Given information ::
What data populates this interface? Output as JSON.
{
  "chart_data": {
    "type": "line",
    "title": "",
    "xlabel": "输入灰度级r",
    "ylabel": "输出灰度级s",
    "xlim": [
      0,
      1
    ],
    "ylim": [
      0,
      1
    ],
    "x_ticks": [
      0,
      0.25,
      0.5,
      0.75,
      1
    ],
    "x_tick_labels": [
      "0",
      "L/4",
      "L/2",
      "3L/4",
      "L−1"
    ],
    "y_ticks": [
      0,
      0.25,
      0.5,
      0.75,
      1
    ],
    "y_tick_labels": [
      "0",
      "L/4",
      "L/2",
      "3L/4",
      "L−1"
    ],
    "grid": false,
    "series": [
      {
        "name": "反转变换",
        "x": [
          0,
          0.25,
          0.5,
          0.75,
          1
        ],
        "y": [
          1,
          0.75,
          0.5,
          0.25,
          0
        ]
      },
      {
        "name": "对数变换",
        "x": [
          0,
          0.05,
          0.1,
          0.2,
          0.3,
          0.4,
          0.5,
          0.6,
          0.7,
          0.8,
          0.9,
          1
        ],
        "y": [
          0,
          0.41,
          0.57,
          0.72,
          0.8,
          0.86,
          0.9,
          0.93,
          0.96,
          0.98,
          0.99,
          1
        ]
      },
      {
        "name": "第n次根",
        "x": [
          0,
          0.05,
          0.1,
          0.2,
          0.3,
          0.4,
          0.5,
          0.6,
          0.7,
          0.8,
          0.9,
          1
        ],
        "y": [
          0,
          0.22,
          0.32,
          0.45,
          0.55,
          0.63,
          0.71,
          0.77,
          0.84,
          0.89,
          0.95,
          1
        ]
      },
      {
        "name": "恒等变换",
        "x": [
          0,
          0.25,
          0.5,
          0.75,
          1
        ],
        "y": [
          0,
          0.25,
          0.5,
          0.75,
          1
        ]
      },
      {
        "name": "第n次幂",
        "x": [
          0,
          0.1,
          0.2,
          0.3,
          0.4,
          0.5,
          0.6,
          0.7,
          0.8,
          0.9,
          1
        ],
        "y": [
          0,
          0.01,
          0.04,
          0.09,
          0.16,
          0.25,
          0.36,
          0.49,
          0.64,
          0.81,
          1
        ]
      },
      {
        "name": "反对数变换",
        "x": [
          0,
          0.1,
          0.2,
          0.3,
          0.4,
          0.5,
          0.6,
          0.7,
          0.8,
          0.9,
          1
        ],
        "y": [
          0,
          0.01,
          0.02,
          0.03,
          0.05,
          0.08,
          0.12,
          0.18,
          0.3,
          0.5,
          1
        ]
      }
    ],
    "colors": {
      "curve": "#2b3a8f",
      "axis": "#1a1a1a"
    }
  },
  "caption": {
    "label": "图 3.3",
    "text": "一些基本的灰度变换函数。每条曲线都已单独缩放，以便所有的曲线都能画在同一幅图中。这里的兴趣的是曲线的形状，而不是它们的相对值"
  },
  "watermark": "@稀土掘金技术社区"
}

Exercise requirements ::
Show each line holding the word "name".

Completed task ::
        "name": "反转变换",
        "name": "对数变换",
        "name": "第n次根",
        "name": "恒等变换",
        "name": "第n次幂",
        "name": "反对数变换",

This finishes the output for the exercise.